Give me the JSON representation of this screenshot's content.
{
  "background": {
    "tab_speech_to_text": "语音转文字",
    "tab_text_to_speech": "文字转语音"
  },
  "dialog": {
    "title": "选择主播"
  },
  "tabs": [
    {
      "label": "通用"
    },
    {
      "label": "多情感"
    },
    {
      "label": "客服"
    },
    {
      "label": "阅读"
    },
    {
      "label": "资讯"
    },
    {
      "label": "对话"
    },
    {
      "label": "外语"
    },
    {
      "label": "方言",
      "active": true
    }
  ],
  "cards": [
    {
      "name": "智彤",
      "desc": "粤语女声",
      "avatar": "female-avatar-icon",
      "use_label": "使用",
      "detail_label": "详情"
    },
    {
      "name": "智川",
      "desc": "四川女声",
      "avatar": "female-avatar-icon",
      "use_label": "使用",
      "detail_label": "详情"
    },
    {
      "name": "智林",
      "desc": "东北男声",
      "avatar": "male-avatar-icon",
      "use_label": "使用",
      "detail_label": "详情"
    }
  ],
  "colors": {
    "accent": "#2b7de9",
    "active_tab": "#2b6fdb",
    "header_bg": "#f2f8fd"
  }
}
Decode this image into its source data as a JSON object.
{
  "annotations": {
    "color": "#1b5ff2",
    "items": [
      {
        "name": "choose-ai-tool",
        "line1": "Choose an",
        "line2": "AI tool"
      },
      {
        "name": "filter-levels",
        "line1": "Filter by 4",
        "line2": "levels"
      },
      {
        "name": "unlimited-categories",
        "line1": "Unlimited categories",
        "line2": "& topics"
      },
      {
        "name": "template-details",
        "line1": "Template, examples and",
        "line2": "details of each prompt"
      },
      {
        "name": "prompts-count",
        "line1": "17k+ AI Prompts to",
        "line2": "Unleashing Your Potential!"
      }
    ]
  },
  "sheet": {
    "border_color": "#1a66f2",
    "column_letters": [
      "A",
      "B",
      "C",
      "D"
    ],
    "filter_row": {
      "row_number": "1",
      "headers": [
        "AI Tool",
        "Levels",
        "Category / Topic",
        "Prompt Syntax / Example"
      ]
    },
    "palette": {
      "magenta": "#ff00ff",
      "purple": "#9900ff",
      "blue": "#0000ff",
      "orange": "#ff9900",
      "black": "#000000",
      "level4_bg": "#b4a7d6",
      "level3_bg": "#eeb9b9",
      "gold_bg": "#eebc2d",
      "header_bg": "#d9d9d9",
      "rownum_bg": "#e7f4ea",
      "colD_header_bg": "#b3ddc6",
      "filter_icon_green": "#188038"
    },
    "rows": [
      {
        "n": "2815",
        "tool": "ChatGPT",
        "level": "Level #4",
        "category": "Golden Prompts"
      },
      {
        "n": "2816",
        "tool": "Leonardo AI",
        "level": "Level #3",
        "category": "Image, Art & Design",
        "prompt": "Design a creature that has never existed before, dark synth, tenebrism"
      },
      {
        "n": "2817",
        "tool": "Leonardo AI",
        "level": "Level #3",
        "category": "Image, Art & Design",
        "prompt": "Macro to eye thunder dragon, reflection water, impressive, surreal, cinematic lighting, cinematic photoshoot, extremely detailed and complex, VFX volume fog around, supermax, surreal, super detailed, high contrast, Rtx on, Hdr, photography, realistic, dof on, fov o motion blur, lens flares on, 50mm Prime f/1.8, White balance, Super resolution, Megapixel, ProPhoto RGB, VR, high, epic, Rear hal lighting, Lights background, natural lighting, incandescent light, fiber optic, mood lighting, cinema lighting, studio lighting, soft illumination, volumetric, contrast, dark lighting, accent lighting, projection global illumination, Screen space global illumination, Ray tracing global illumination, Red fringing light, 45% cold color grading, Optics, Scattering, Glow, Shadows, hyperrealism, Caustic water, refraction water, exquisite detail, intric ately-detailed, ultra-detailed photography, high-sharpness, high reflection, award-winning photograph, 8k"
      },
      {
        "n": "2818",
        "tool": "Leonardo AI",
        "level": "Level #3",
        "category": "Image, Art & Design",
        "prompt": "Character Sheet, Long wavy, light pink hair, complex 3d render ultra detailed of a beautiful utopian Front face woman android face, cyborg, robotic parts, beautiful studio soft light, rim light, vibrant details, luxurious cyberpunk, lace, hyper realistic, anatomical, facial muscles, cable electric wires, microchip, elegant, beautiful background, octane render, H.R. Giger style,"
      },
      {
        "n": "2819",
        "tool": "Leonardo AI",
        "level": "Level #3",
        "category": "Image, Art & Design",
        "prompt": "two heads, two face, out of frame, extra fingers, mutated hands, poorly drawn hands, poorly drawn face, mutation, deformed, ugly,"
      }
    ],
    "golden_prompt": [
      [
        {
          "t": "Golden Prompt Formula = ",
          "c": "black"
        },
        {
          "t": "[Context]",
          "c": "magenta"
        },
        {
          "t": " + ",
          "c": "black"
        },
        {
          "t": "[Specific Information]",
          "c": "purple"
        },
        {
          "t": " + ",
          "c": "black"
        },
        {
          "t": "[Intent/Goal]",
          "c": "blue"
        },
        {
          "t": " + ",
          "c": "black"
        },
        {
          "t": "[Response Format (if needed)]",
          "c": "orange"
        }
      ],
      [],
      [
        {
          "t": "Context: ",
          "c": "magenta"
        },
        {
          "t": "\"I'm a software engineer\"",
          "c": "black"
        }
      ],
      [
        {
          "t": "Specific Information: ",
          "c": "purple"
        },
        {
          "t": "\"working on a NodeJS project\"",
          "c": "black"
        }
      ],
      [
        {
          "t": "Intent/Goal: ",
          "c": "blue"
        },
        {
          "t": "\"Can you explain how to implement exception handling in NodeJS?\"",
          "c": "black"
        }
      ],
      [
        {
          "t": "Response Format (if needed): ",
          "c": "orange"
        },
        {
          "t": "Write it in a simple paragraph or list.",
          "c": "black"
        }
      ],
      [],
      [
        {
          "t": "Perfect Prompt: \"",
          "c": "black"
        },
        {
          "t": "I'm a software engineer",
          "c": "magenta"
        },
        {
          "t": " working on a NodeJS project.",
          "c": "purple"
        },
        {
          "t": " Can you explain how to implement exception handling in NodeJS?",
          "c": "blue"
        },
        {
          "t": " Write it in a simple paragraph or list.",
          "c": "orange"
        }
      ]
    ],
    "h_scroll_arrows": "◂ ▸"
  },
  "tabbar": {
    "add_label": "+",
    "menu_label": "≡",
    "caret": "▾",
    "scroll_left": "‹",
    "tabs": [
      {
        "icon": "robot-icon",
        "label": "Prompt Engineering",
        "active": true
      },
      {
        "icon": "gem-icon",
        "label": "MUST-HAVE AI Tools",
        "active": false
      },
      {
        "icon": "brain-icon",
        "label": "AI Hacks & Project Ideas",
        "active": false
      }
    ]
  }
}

# # # #

▶ [PROBLEM DETAILS]
From the entries above, copy every line that holds the word "Specific".

▶ [EXERCISE ANSWER]
          "t": "[Specific Information]",
          "t": "Specific Information: ",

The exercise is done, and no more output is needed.